Required task
Reproduce every line of the material below verbatim, character for character.

Stored items:
━━━━━━━━

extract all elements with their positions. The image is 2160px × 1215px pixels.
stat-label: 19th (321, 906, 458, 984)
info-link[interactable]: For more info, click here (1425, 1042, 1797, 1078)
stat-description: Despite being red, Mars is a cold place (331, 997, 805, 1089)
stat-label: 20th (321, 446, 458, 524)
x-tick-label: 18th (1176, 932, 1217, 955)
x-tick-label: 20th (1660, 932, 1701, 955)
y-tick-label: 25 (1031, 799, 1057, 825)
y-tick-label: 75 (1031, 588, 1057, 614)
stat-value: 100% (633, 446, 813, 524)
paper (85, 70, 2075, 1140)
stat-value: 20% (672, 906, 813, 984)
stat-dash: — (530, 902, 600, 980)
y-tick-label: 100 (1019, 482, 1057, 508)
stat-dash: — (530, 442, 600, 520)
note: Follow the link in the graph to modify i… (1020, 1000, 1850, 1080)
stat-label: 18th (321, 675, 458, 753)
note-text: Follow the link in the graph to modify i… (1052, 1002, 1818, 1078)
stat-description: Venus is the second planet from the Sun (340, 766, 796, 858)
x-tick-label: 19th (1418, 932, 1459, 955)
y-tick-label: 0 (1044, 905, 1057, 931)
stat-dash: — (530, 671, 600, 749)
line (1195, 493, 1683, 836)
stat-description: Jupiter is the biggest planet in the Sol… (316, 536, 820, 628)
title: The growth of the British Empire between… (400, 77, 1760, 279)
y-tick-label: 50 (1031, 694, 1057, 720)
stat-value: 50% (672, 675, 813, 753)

━━━━━━━━

Response below
extract all elements with their positions. The image is 2160px × 1215px pixels.
stat-label: 19th (321, 906, 458, 984)
info-link[interactable]: For more info, click here (1425, 1042, 1797, 1078)
stat-description: Despite being red, Mars is a cold place (331, 997, 805, 1089)
stat-label: 20th (321, 446, 458, 524)
x-tick-label: 18th (1176, 932, 1217, 955)
x-tick-label: 20th (1660, 932, 1701, 955)
y-tick-label: 25 (1031, 799, 1057, 825)
y-tick-label: 75 (1031, 588, 1057, 614)
stat-value: 100% (633, 446, 813, 524)
paper (85, 70, 2075, 1140)
stat-value: 20% (672, 906, 813, 984)
stat-dash: — (530, 902, 600, 980)
y-tick-label: 100 (1019, 482, 1057, 508)
stat-dash: — (530, 442, 600, 520)
note: Follow the link in the graph to modify i… (1020, 1000, 1850, 1080)
stat-label: 18th (321, 675, 458, 753)
note-text: Follow the link in the graph to modify i… (1052, 1002, 1818, 1078)
stat-description: Venus is the second planet from the Sun (340, 766, 796, 858)
x-tick-label: 19th (1418, 932, 1459, 955)
y-tick-label: 0 (1044, 905, 1057, 931)
stat-dash: — (530, 671, 600, 749)
line (1195, 493, 1683, 836)
stat-description: Jupiter is the biggest planet in the Sol… (316, 536, 820, 628)
title: The growth of the British Empire between… (400, 77, 1760, 279)
y-tick-label: 50 (1031, 694, 1057, 720)
stat-value: 50% (672, 675, 813, 753)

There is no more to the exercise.